◆ Problem requirements
Pick out the lines containing "structure".

(Dataset listings of figures)
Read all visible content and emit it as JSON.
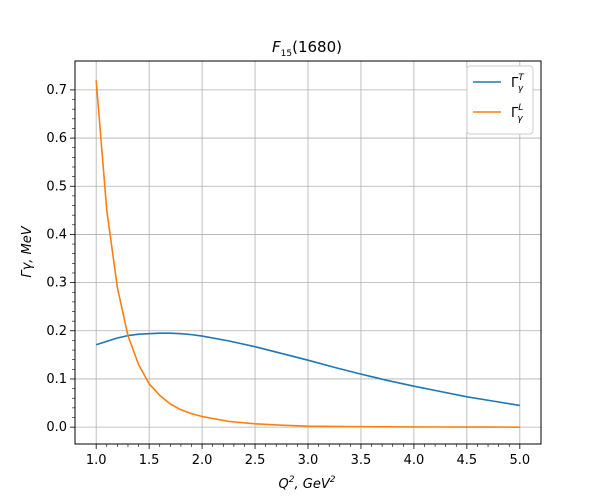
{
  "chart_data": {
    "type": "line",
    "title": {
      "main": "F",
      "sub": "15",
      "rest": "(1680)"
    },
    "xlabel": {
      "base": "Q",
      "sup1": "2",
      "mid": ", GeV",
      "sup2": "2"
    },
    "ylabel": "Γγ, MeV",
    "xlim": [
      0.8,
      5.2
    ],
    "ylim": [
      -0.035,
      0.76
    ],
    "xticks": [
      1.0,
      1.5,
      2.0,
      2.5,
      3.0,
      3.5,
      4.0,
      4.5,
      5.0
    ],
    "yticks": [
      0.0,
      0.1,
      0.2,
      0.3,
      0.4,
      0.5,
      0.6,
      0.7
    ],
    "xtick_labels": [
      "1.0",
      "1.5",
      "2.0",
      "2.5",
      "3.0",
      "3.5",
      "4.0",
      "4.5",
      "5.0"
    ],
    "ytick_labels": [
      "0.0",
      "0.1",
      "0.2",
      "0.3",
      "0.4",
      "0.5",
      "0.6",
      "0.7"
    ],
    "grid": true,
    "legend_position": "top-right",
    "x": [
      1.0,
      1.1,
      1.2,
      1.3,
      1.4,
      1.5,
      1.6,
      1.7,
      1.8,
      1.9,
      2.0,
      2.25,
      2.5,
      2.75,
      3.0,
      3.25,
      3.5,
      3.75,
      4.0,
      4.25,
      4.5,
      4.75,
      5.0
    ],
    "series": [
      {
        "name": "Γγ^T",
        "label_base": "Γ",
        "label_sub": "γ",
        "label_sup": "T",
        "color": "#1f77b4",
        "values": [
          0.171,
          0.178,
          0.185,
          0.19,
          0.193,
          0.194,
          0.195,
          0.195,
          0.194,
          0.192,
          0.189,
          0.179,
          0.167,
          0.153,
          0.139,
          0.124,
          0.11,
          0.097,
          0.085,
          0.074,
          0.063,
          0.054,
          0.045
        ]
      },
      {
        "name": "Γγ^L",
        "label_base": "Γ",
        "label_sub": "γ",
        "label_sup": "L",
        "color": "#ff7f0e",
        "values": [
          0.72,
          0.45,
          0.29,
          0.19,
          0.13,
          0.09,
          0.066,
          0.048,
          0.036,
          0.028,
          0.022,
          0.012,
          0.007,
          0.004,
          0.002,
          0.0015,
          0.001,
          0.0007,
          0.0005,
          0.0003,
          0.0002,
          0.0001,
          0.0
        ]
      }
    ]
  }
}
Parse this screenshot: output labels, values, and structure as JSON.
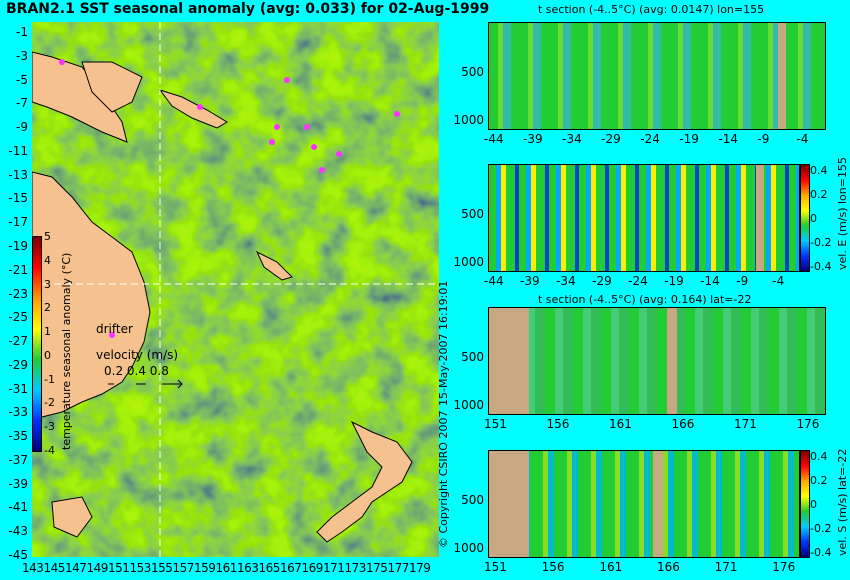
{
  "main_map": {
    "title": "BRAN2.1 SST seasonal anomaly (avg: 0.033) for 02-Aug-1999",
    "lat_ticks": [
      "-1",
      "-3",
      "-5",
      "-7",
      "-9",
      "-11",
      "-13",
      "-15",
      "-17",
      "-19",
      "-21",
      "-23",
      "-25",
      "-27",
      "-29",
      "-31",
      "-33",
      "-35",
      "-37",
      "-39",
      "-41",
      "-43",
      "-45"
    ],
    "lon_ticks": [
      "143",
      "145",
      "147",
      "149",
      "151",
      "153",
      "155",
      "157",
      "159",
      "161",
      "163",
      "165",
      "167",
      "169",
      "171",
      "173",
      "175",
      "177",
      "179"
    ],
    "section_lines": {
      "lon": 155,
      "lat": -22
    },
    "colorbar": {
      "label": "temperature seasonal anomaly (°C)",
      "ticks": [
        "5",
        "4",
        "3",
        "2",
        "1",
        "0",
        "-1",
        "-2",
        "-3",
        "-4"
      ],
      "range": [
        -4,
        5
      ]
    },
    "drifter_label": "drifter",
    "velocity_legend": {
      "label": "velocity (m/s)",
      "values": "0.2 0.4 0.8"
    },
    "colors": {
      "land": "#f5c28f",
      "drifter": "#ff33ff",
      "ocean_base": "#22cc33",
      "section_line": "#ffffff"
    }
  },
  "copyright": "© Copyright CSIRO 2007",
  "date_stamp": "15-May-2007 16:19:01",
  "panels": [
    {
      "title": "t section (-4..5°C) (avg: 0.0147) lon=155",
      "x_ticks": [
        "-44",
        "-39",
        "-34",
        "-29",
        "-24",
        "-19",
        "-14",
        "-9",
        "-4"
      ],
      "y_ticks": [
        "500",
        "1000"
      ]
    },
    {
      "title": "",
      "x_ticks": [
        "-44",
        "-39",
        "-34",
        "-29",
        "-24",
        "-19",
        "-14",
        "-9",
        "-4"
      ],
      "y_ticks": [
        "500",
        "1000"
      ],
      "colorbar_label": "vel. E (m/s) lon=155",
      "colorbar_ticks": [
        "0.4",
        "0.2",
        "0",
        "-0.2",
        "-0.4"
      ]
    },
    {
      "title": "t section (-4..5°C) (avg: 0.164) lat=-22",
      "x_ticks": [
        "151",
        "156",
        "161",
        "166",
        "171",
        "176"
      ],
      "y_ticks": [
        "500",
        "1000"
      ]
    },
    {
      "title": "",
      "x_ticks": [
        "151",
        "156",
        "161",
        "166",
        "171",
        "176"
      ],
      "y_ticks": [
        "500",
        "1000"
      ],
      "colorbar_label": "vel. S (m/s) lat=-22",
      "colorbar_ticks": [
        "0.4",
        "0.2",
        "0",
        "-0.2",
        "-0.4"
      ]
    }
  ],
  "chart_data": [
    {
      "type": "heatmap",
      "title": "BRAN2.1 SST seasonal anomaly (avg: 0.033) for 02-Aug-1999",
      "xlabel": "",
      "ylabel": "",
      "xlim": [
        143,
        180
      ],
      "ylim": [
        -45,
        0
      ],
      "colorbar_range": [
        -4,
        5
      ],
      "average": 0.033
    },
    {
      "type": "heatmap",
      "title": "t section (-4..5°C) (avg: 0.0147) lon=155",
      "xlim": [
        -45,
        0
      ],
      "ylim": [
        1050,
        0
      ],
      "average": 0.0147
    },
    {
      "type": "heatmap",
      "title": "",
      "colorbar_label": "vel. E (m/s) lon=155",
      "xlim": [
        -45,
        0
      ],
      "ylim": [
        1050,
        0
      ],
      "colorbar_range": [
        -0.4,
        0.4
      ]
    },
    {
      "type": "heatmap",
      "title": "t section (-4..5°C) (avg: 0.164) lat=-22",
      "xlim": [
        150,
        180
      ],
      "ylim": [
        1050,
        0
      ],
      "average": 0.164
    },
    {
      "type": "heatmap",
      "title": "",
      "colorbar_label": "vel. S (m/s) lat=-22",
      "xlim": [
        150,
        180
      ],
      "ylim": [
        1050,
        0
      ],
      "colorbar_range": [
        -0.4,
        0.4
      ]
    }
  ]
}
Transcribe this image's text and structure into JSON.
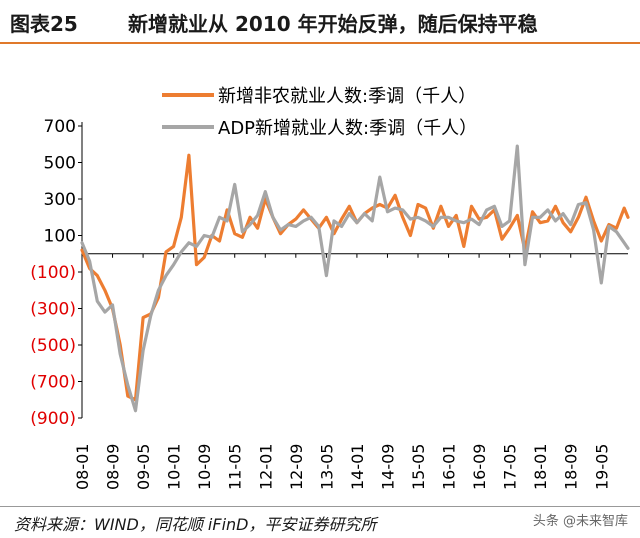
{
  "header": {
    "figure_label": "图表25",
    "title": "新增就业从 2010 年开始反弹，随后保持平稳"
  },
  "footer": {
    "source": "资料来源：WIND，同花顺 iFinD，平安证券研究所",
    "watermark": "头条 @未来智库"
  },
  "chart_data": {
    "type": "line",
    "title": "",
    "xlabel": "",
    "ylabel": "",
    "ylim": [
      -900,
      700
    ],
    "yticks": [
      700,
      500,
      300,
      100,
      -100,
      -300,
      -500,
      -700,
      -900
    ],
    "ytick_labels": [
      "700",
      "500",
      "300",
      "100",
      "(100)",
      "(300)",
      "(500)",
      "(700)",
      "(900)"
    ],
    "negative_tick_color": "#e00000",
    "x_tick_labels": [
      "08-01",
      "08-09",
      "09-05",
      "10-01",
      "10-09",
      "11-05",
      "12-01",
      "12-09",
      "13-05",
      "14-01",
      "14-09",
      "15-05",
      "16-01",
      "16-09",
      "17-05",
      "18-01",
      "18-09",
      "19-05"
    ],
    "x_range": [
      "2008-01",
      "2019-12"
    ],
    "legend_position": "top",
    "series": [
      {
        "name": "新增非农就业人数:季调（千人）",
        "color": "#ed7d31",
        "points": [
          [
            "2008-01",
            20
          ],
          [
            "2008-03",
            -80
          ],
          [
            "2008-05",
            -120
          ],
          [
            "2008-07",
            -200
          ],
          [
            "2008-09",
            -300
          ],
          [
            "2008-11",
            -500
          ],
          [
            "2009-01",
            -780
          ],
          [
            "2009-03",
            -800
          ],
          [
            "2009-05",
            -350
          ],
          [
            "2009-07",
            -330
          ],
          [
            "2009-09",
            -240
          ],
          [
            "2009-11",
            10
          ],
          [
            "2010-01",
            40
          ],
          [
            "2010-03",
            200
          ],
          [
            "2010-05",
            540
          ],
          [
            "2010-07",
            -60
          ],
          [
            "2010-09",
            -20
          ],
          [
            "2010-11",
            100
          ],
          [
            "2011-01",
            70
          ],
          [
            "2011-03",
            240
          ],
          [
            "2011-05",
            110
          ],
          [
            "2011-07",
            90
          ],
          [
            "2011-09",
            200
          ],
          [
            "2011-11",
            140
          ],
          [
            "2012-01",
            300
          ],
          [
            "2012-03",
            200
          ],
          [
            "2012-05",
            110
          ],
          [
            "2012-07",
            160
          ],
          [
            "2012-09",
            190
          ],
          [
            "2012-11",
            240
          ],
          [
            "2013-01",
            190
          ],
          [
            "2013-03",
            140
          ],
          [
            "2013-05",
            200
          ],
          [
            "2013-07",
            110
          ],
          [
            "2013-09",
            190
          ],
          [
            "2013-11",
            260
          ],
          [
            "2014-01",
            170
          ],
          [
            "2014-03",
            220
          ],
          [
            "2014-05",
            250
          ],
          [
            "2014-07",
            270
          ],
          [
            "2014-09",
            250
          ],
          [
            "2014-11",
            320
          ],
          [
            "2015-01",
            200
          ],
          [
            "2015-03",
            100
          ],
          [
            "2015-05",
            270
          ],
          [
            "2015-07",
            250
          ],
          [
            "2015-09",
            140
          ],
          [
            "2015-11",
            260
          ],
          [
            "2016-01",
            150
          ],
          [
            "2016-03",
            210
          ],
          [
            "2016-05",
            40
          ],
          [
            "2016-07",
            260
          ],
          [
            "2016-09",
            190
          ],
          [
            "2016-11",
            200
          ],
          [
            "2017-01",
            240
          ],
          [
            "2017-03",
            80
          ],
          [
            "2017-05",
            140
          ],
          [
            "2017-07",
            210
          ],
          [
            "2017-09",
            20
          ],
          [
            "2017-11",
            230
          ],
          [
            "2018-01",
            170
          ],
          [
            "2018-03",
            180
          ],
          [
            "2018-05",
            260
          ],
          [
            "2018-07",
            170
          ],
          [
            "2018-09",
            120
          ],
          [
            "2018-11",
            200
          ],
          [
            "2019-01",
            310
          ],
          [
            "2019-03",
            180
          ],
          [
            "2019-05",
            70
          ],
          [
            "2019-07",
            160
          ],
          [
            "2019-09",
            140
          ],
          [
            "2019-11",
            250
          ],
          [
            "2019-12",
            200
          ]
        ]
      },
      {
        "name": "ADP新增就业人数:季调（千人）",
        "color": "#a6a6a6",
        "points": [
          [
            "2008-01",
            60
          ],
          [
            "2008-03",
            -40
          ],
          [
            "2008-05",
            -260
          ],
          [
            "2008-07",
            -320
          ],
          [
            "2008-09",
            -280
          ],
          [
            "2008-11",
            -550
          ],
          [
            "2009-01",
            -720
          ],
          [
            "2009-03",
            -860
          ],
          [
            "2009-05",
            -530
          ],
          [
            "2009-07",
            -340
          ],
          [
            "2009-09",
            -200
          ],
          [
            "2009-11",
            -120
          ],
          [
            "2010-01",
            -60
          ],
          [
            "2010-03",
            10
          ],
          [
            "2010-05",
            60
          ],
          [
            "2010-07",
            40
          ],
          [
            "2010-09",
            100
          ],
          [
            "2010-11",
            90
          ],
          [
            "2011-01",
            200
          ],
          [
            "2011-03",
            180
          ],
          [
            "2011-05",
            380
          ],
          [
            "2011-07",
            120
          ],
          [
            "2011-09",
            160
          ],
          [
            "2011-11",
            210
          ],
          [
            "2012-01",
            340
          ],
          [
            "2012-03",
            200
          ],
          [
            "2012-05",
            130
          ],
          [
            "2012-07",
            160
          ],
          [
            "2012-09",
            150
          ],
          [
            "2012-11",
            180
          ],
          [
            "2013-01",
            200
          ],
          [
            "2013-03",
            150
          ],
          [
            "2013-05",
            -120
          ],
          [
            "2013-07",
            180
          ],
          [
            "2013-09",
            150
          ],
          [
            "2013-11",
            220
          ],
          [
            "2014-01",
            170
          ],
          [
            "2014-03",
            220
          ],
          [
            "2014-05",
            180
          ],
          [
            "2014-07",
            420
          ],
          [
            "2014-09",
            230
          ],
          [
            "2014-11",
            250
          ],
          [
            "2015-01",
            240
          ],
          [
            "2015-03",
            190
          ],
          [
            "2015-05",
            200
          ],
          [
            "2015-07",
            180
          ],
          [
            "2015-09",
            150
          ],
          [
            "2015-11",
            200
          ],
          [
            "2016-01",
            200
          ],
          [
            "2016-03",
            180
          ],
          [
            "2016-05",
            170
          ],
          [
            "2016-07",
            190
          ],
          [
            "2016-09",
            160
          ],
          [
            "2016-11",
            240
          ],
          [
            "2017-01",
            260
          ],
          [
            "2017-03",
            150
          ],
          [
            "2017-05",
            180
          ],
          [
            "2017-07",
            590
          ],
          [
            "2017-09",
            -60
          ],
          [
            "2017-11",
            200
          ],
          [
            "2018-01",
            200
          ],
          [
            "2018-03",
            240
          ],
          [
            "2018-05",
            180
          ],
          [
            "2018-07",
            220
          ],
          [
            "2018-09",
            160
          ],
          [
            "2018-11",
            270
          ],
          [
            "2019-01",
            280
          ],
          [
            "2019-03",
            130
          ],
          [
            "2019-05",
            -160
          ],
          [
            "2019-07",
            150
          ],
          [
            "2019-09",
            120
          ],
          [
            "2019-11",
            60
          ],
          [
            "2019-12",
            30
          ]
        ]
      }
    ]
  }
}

◆ Written solution
Parse this screenshot: output labels, values, and structure as JSON.
Transcribe this image's text and structure into JSON.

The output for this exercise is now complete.